▸ **Brief**
Look through the data for the string "selection". Copy every line where it is found.
* * * * * * *
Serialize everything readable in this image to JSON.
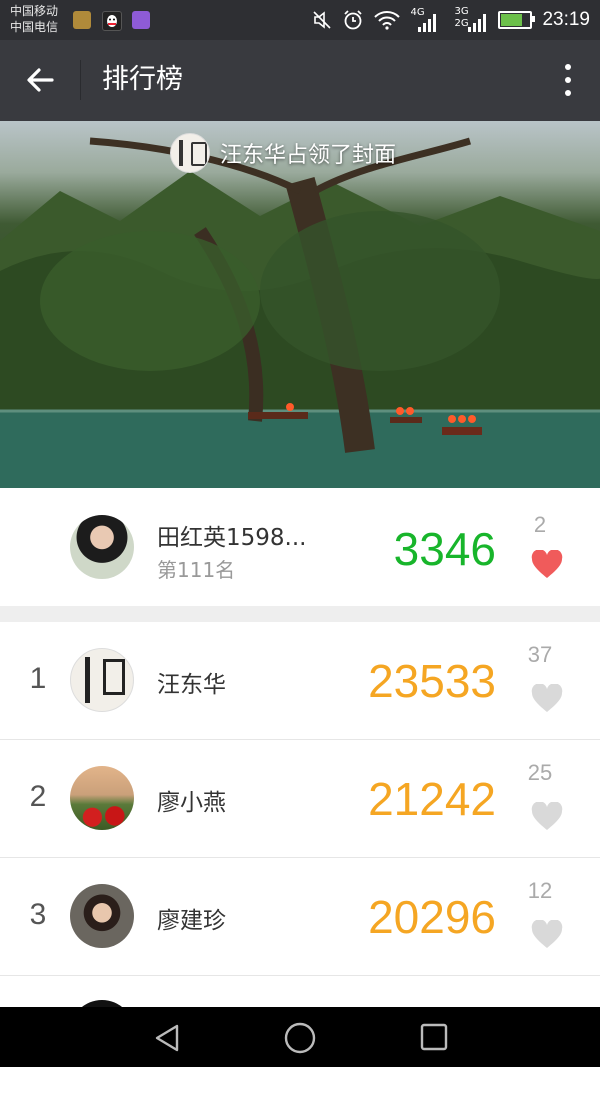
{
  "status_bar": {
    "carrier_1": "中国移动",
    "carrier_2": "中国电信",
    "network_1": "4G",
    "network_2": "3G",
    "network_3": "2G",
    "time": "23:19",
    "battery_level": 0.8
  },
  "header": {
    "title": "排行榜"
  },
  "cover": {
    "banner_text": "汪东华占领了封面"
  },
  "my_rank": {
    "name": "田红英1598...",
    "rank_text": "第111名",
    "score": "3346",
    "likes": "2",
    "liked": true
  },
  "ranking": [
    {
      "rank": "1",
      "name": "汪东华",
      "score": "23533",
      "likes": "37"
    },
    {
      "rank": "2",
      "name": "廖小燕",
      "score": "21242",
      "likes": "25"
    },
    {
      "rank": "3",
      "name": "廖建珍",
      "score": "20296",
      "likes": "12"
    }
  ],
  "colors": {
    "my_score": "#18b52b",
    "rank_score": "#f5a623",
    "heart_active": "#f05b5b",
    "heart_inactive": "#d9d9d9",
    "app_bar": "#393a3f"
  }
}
* * * * * * *
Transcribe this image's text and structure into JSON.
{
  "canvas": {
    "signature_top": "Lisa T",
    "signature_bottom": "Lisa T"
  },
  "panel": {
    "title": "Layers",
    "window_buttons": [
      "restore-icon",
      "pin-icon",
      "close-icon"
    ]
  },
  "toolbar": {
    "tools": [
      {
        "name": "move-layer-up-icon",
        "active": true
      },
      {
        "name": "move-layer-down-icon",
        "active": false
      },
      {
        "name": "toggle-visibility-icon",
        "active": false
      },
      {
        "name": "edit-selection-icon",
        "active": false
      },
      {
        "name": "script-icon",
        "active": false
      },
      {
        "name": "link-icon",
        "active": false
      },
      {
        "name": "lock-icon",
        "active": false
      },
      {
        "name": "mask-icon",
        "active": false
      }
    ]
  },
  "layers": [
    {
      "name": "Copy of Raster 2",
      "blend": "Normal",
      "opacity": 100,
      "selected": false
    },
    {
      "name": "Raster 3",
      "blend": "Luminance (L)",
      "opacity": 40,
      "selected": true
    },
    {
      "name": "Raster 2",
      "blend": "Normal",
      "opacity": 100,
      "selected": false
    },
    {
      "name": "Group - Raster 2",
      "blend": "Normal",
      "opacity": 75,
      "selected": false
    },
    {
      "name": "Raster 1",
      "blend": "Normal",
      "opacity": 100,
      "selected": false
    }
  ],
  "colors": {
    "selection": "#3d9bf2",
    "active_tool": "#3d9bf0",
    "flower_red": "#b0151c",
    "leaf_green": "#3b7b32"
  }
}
* * * * * * *
▸ **Reply**
        "name": "edit-selection-icon",
    "selection": "#3d9bf2",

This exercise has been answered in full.